▶ Task objective
Tally the lines holding "Motueka" and state only that figure.
··· Records to use
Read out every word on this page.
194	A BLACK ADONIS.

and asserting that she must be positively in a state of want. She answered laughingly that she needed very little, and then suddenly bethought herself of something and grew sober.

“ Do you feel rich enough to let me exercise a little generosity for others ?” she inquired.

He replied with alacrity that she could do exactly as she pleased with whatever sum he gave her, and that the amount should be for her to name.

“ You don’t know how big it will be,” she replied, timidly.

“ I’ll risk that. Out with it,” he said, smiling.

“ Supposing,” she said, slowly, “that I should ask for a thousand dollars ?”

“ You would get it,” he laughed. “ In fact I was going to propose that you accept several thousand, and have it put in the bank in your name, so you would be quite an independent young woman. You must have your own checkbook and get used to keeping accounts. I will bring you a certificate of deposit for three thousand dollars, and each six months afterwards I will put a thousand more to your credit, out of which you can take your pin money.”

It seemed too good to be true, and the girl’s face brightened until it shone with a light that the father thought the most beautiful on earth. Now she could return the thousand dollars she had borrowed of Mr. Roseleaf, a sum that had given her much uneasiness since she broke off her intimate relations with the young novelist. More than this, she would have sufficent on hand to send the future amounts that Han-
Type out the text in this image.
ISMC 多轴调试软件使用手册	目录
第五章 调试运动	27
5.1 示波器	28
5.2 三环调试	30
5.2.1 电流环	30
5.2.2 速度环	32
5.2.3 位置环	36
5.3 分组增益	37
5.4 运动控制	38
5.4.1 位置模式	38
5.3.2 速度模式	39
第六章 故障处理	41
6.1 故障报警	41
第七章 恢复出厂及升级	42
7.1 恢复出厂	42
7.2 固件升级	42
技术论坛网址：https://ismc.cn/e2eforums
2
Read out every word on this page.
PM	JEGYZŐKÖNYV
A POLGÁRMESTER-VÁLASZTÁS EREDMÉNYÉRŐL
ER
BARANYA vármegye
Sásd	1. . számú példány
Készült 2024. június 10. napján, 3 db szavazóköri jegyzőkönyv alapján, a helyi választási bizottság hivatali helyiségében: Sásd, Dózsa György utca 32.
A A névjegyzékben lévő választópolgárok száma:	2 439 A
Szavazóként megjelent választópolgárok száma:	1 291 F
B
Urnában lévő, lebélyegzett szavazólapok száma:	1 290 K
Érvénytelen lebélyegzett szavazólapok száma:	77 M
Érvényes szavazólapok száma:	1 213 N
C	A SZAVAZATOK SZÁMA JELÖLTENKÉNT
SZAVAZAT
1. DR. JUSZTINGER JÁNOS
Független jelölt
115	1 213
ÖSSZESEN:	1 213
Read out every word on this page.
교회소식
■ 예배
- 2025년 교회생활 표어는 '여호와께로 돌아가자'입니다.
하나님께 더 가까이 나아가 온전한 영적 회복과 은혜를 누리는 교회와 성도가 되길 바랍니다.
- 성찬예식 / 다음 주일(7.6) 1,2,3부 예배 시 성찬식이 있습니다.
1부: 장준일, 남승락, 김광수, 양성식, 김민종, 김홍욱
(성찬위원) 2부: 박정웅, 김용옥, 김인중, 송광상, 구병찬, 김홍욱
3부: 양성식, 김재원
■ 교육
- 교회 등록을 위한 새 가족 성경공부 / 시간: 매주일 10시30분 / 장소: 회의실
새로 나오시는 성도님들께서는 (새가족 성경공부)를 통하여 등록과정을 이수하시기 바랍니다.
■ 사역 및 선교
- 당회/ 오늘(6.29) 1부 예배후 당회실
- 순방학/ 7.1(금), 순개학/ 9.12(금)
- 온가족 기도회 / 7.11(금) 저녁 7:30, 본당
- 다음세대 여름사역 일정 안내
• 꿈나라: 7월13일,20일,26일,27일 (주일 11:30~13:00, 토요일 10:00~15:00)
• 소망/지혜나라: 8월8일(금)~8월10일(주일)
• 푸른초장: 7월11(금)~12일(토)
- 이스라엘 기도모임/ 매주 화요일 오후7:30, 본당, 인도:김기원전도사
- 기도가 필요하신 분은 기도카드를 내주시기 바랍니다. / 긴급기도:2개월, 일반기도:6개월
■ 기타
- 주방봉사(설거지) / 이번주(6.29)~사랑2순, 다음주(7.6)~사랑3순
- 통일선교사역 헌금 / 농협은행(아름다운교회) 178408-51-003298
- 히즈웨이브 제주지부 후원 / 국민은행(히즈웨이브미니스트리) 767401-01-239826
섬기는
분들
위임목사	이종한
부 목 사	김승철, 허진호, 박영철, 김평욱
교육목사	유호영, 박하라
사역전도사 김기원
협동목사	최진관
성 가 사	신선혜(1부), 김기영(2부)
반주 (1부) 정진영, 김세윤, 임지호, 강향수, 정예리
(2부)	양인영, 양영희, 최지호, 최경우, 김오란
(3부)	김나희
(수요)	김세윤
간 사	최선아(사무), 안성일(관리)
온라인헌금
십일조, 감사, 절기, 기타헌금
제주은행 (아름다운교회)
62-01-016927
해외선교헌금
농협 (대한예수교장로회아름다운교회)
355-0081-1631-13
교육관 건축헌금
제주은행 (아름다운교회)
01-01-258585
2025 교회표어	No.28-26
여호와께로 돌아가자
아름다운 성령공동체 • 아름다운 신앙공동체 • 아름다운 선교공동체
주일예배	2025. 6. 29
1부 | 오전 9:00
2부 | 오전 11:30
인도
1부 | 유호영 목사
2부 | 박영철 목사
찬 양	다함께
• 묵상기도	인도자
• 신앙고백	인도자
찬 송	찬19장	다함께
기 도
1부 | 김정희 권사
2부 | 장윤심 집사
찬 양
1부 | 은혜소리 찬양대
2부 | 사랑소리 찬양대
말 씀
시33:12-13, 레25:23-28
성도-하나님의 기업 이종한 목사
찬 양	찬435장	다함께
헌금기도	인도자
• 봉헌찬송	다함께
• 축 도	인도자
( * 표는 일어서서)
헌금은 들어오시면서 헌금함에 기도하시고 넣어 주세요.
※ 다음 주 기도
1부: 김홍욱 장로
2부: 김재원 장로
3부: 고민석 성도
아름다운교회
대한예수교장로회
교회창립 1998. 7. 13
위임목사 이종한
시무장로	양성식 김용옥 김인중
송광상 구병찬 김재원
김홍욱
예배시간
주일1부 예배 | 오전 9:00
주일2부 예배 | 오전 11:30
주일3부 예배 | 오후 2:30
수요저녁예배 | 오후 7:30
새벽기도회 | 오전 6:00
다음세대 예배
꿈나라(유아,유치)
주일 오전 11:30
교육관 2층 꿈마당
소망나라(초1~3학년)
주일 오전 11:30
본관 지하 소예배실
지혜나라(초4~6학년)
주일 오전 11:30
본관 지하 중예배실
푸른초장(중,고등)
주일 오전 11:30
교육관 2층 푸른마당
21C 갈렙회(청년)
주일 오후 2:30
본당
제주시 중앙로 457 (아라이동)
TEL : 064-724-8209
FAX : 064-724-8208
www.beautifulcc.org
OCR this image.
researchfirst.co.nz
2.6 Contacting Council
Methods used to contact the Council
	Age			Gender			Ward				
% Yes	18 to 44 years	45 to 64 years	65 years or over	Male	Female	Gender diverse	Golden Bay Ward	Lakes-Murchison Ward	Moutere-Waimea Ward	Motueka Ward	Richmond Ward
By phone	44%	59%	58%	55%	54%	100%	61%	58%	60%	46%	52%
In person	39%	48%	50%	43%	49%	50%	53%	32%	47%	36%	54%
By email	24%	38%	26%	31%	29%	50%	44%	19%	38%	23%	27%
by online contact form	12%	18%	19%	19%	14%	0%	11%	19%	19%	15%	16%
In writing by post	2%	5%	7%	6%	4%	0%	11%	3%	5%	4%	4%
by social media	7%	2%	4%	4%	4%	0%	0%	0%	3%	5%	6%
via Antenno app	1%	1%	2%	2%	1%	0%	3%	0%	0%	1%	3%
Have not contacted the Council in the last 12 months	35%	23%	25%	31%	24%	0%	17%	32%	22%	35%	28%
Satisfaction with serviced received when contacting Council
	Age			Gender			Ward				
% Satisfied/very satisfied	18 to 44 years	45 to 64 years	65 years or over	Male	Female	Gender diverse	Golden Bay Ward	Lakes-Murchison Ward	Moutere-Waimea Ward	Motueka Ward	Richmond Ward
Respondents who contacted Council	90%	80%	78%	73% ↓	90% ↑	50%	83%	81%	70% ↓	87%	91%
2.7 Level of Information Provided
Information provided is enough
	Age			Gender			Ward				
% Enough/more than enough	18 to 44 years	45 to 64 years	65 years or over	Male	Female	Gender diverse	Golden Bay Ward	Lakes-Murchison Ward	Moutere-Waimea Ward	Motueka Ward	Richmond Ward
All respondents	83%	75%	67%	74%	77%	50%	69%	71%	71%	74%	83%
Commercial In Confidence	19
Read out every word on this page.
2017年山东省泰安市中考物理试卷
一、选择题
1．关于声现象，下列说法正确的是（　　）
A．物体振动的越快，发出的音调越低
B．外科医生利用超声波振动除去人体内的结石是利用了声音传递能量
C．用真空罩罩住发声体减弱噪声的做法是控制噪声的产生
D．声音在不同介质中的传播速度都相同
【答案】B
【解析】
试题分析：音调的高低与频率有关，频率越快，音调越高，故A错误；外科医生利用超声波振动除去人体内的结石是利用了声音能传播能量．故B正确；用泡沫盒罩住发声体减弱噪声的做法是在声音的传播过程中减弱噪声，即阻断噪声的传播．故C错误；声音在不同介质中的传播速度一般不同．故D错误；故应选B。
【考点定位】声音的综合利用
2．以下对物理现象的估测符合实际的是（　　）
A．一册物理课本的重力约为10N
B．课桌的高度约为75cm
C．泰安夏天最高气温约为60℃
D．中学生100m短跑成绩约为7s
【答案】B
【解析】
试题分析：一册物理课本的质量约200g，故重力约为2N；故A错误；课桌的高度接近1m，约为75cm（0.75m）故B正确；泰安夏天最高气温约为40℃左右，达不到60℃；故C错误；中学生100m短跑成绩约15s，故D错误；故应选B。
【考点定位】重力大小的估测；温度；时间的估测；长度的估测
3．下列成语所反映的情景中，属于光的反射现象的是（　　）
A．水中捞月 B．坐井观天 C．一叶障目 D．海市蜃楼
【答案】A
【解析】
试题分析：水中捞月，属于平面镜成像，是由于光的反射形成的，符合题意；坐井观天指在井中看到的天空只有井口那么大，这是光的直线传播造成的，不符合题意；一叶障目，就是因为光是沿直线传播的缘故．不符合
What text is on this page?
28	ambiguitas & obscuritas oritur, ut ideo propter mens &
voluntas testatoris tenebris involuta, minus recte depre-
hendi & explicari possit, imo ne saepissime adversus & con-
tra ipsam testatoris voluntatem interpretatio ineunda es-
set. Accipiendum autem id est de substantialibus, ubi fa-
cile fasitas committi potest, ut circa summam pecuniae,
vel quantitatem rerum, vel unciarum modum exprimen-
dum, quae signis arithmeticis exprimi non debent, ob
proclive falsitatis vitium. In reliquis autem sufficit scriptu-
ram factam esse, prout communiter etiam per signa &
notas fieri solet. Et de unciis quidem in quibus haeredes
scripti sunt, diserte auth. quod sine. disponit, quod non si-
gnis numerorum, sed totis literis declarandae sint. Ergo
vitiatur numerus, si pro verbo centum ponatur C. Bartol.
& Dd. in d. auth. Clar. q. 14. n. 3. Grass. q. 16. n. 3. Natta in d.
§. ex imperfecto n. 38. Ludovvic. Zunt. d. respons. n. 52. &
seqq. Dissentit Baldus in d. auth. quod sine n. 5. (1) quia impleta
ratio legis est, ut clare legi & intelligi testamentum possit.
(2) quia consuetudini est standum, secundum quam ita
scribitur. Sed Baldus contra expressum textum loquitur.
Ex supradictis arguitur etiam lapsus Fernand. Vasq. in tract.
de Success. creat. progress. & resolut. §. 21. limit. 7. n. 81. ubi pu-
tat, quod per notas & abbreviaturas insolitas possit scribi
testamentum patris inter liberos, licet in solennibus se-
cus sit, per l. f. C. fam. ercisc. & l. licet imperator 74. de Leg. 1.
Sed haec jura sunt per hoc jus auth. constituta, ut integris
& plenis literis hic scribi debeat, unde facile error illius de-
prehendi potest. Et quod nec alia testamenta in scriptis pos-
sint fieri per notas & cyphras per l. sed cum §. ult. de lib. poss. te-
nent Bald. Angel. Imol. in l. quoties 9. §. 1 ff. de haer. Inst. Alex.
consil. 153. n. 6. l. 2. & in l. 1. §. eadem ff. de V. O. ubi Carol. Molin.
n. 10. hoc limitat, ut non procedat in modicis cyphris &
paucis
······
▶ The reply
3